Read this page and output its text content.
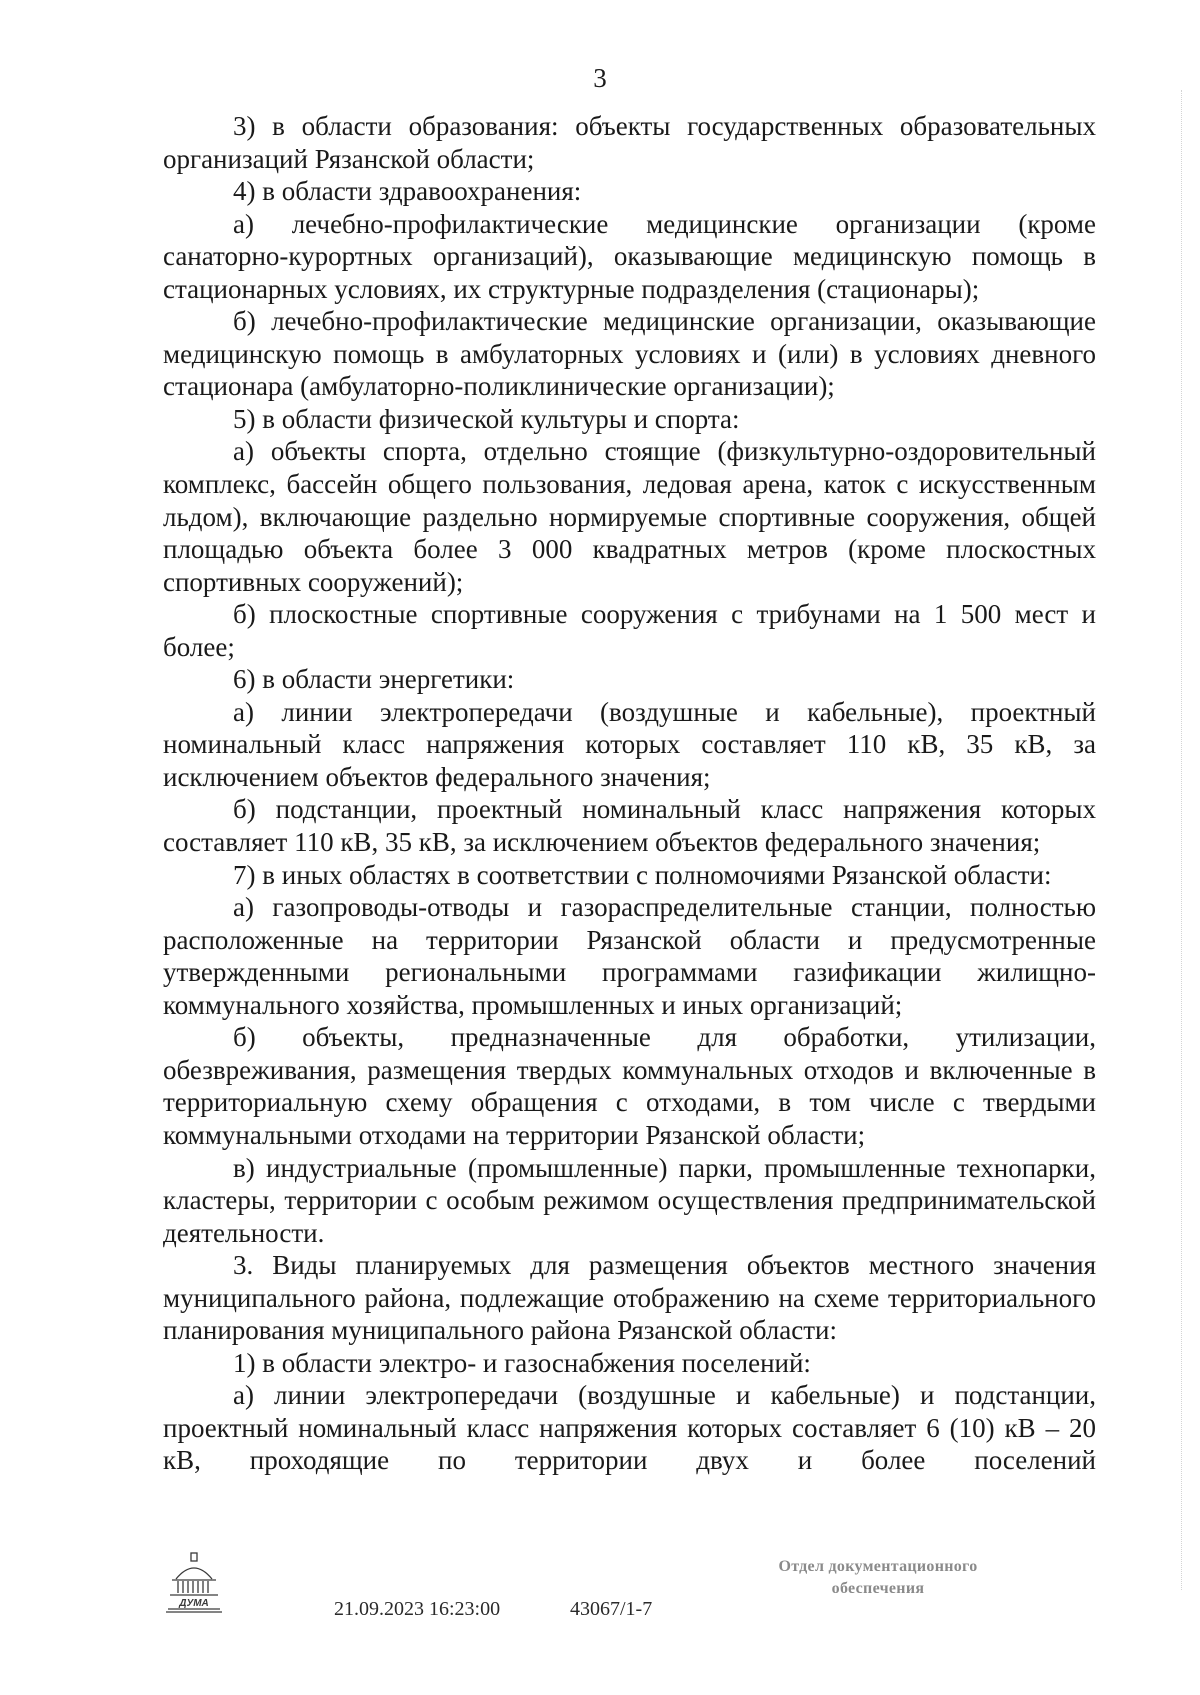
3

3) в области образования: объекты государственных образовательных организаций Рязанской области;

4) в области здравоохранения:

а) лечебно-профилактические медицинские организации (кроме санаторно-курортных организаций), оказывающие медицинскую помощь в стационарных условиях, их структурные подразделения (стационары);

б) лечебно-профилактические медицинские организации, оказывающие медицинскую помощь в амбулаторных условиях и (или) в условиях дневного стационара (амбулаторно-поликлинические организации);

5) в области физической культуры и спорта:

а) объекты спорта, отдельно стоящие (физкультурно-оздоровительный комплекс, бассейн общего пользования, ледовая арена, каток с искусственным льдом), включающие раздельно нормируемые спортивные сооружения, общей площадью объекта более 3 000 квадратных метров (кроме плоскостных спортивных сооружений);

б) плоскостные спортивные сооружения с трибунами на 1 500 мест и более;

6) в области энергетики:

а) линии электропередачи (воздушные и кабельные), проектный номинальный класс напряжения которых составляет 110 кВ, 35 кВ, за исключением объектов федерального значения;

б) подстанции, проектный номинальный класс напряжения которых составляет 110 кВ, 35 кВ, за исключением объектов федерального значения;

7) в иных областях в соответствии с полномочиями Рязанской области:

а) газопроводы-отводы и газораспределительные станции, полностью расположенные на территории Рязанской области и предусмотренные утвержденными региональными программами газификации жилищно-коммунального хозяйства, промышленных и иных организаций;

б) объекты, предназначенные для обработки, утилизации, обезвреживания, размещения твердых коммунальных отходов и включенные в территориальную схему обращения с отходами, в том числе с твердыми коммунальными отходами на территории Рязанской области;

в) индустриальные (промышленные) парки, промышленные технопарки, кластеры, территории с особым режимом осуществления предпринимательской деятельности.

3. Виды планируемых для размещения объектов местного значения муниципального района, подлежащие отображению на схеме территориального планирования муниципального района Рязанской области:

1) в области электро- и газоснабжения поселений:

а) линии электропередачи (воздушные и кабельные) и подстанции, проектный номинальный класс напряжения которых составляет 6 (10) кВ – 20 кВ, проходящие по территории двух и более поселений

ДУМА	21.09.2023 16:23:00	43067/1-7
Отдел документационного
обеспечения
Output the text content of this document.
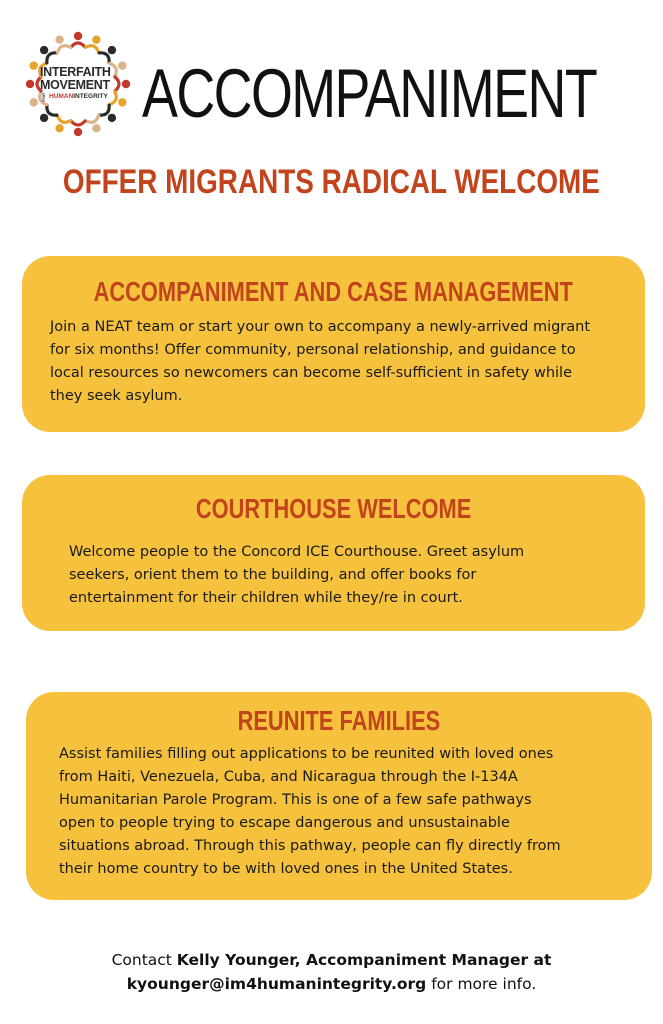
INTERFAITH
MOVEMENT
FOR HUMAN INTEGRITY ACCOMPANIMENT
OFFER MIGRANTS RADICAL WELCOME
ACCOMPANIMENT AND CASE MANAGEMENT

Join a NEAT team or start your own to accompany a newly-arrived migrant
for six months! Offer community, personal relationship, and guidance to
local resources so newcomers can become self-sufficient in safety while
they seek asylum.

COURTHOUSE WELCOME

Welcome people to the Concord ICE Courthouse. Greet asylum
seekers, orient them to the building, and offer books for
entertainment for their children while they/re in court.

REUNITE FAMILIES

Assist families filling out applications to be reunited with loved ones
from Haiti, Venezuela, Cuba, and Nicaragua through the I-134A
Humanitarian Parole Program. This is one of a few safe pathways
open to people trying to escape dangerous and unsustainable
situations abroad. Through this pathway, people can fly directly from
their home country to be with loved ones in the United States.

Contact Kelly Younger, Accompaniment Manager at
kyounger@im4humanintegrity.org for more info.
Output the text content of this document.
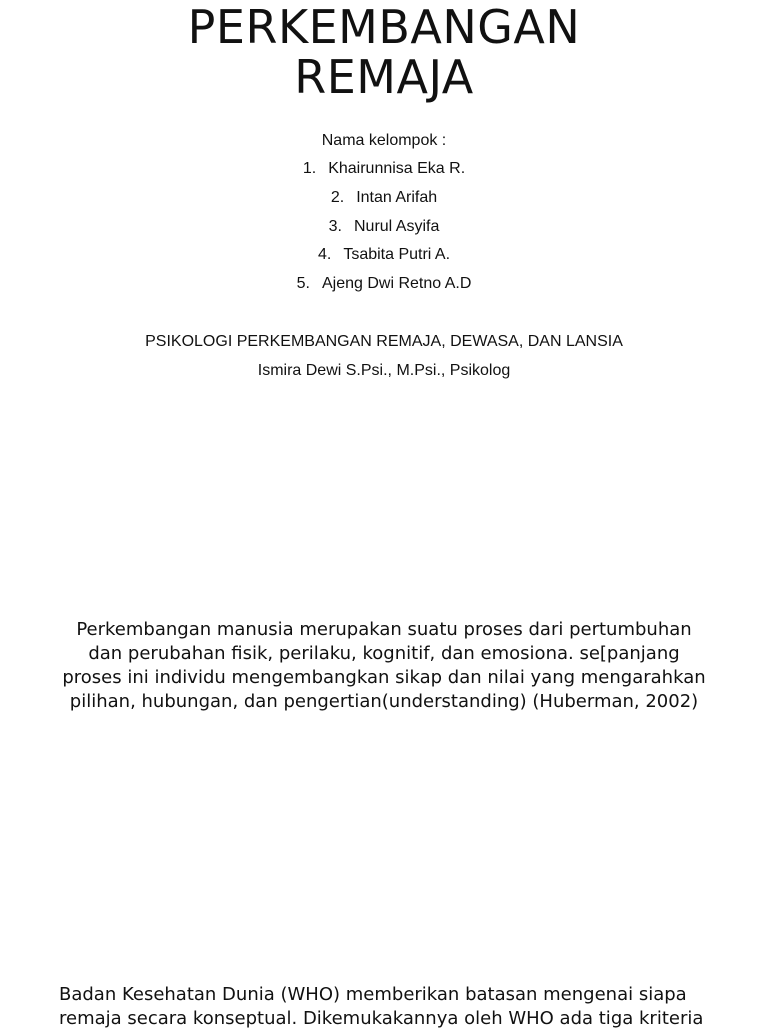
PERKEMBANGAN
REMAJA
Nama kelompok :
1. Khairunnisa Eka R.
2. Intan Arifah
3. Nurul Asyifa
4. Tsabita Putri A.
5. Ajeng Dwi Retno A.D
PSIKOLOGI PERKEMBANGAN REMAJA, DEWASA, DAN LANSIA
Ismira Dewi S.Psi., M.Psi., Psikolog

Perkembangan manusia merupakan suatu proses dari pertumbuhan
dan perubahan fisik, perilaku, kognitif, dan emosiona. se[panjang
proses ini individu mengembangkan sikap dan nilai yang mengarahkan
pilihan, hubungan, dan pengertian(understanding) (Huberman, 2002)

Badan Kesehatan Dunia (WHO) memberikan batasan mengenai siapa
remaja secara konseptual. Dikemukakannya oleh WHO ada tiga kriteria
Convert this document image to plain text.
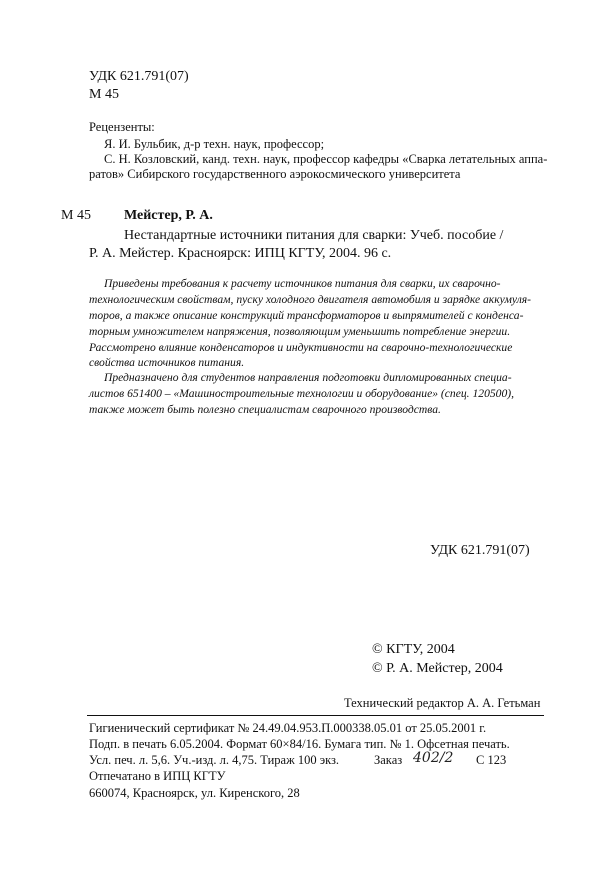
УДК 621.791(07)
М 45
Рецензенты:
Я. И. Бульбик, д-р техн. наук, профессор;
С. Н. Козловский, канд. техн. наук, профессор кафедры «Сварка летательных аппа-
ратов» Сибирского государственного аэрокосмического университета
М 45 Мейстер, Р. А.
Нестандартные источники питания для сварки: Учеб. пособие /
Р. А. Мейстер. Красноярск: ИПЦ КГТУ, 2004. 96 с.
Приведены требования к расчету источников питания для сварки, их сварочно-
технологическим свойствам, пуску холодного двигателя автомобиля и зарядке аккумуля-
торов, а также описание конструкций трансформаторов и выпрямителей с конденса-
торным умножителем напряжения, позволяющим уменьшить потребление энергии.
Рассмотрено влияние конденсаторов и индуктивности на сварочно-технологические
свойства источников питания.
Предназначено для студентов направления подготовки дипломированных специа-
листов 651400 – «Машиностроительные технологии и оборудование» (спец. 120500),
также может быть полезно специалистам сварочного производства.
УДК 621.791(07)
© КГТУ, 2004
© Р. А. Мейстер, 2004
Технический редактор А. А. Гетьман
Гигиенический сертификат № 24.49.04.953.П.000338.05.01 от 25.05.2001 г.
Подп. в печать 6.05.2004. Формат 60×84/16. Бумага тип. № 1. Офсетная печать.
Усл. печ. л. 5,6. Уч.-изд. л. 4,75. Тираж 100 экз.	Заказ 402/2 С 123
Отпечатано в ИПЦ КГТУ
660074, Красноярск, ул. Киренского, 28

+===+

Using the records above, output their complete text exactly, minus any images.

Task response —
Read this page and output its text content.
3

3) в области образования: объекты государственных образовательных организаций Рязанской области;

4) в области здравоохранения:

а) лечебно-профилактические медицинские организации (кроме санаторно-курортных организаций), оказывающие медицинскую помощь в стационарных условиях, их структурные подразделения (стационары);

б) лечебно-профилактические медицинские организации, оказывающие медицинскую помощь в амбулаторных условиях и (или) в условиях дневного стационара (амбулаторно-поликлинические организации);

5) в области физической культуры и спорта:

а) объекты спорта, отдельно стоящие (физкультурно-оздоровительный комплекс, бассейн общего пользования, ледовая арена, каток с искусственным льдом), включающие раздельно нормируемые спортивные сооружения, общей площадью объекта более 3 000 квадратных метров (кроме плоскостных спортивных сооружений);

б) плоскостные спортивные сооружения с трибунами на 1 500 мест и более;

6) в области энергетики:

а) линии электропередачи (воздушные и кабельные), проектный номинальный класс напряжения которых составляет 110 кВ, 35 кВ, за исключением объектов федерального значения;

б) подстанции, проектный номинальный класс напряжения которых составляет 110 кВ, 35 кВ, за исключением объектов федерального значения;

7) в иных областях в соответствии с полномочиями Рязанской области:

а) газопроводы-отводы и газораспределительные станции, полностью расположенные на территории Рязанской области и предусмотренные утвержденными региональными программами газификации жилищно-коммунального хозяйства, промышленных и иных организаций;

б) объекты, предназначенные для обработки, утилизации, обезвреживания, размещения твердых коммунальных отходов и включенные в территориальную схему обращения с отходами, в том числе с твердыми коммунальными отходами на территории Рязанской области;

в) индустриальные (промышленные) парки, промышленные технопарки, кластеры, территории с особым режимом осуществления предпринимательской деятельности.

3. Виды планируемых для размещения объектов местного значения муниципального района, подлежащие отображению на схеме территориального планирования муниципального района Рязанской области:

1) в области электро- и газоснабжения поселений:

а) линии электропередачи (воздушные и кабельные) и подстанции, проектный номинальный класс напряжения которых составляет 6 (10) кВ – 20 кВ, проходящие по территории двух и более поселений

ДУМА	21.09.2023 16:23:00	43067/1-7
Отдел документационного
обеспечения
Output the text content of this document.
INTERFAITH
MOVEMENT
FOR HUMAN INTEGRITY ACCOMPANIMENT
OFFER MIGRANTS RADICAL WELCOME
ACCOMPANIMENT AND CASE MANAGEMENT

Join a NEAT team or start your own to accompany a newly-arrived migrant
for six months! Offer community, personal relationship, and guidance to
local resources so newcomers can become self-sufficient in safety while
they seek asylum.

COURTHOUSE WELCOME

Welcome people to the Concord ICE Courthouse. Greet asylum
seekers, orient them to the building, and offer books for
entertainment for their children while they/re in court.

REUNITE FAMILIES

Assist families filling out applications to be reunited with loved ones
from Haiti, Venezuela, Cuba, and Nicaragua through the I-134A
Humanitarian Parole Program. This is one of a few safe pathways
open to people trying to escape dangerous and unsustainable
situations abroad. Through this pathway, people can fly directly from
their home country to be with loved ones in the United States.

Contact Kelly Younger, Accompaniment Manager at
kyounger@im4humanintegrity.org for more info.
Output the text content of this document.
PERKEMBANGAN
REMAJA
Nama kelompok :
1. Khairunnisa Eka R.
2. Intan Arifah
3. Nurul Asyifa
4. Tsabita Putri A.
5. Ajeng Dwi Retno A.D
PSIKOLOGI PERKEMBANGAN REMAJA, DEWASA, DAN LANSIA
Ismira Dewi S.Psi., M.Psi., Psikolog

Perkembangan manusia merupakan suatu proses dari pertumbuhan
dan perubahan fisik, perilaku, kognitif, dan emosiona. se[panjang
proses ini individu mengembangkan sikap dan nilai yang mengarahkan
pilihan, hubungan, dan pengertian(understanding) (Huberman, 2002)

Badan Kesehatan Dunia (WHO) memberikan batasan mengenai siapa
remaja secara konseptual. Dikemukakannya oleh WHO ada tiga kriteria
Convert this document image to plain text.
УДК 621.791(07)
М 45
Рецензенты:
Я. И. Бульбик, д-р техн. наук, профессор;
С. Н. Козловский, канд. техн. наук, профессор кафедры «Сварка летательных аппа-
ратов» Сибирского государственного аэрокосмического университета
М 45 Мейстер, Р. А.
Нестандартные источники питания для сварки: Учеб. пособие /
Р. А. Мейстер. Красноярск: ИПЦ КГТУ, 2004. 96 с.
Приведены требования к расчету источников питания для сварки, их сварочно-
технологическим свойствам, пуску холодного двигателя автомобиля и зарядке аккумуля-
торов, а также описание конструкций трансформаторов и выпрямителей с конденса-
торным умножителем напряжения, позволяющим уменьшить потребление энергии.
Рассмотрено влияние конденсаторов и индуктивности на сварочно-технологические
свойства источников питания.
Предназначено для студентов направления подготовки дипломированных специа-
листов 651400 – «Машиностроительные технологии и оборудование» (спец. 120500),
также может быть полезно специалистам сварочного производства.
УДК 621.791(07)
© КГТУ, 2004
© Р. А. Мейстер, 2004
Технический редактор А. А. Гетьман
Гигиенический сертификат № 24.49.04.953.П.000338.05.01 от 25.05.2001 г.
Подп. в печать 6.05.2004. Формат 60×84/16. Бумага тип. № 1. Офсетная печать.
Усл. печ. л. 5,6. Уч.-изд. л. 4,75. Тираж 100 экз.	Заказ 402/2 С 123
Отпечатано в ИПЦ КГТУ
660074, Красноярск, ул. Киренского, 28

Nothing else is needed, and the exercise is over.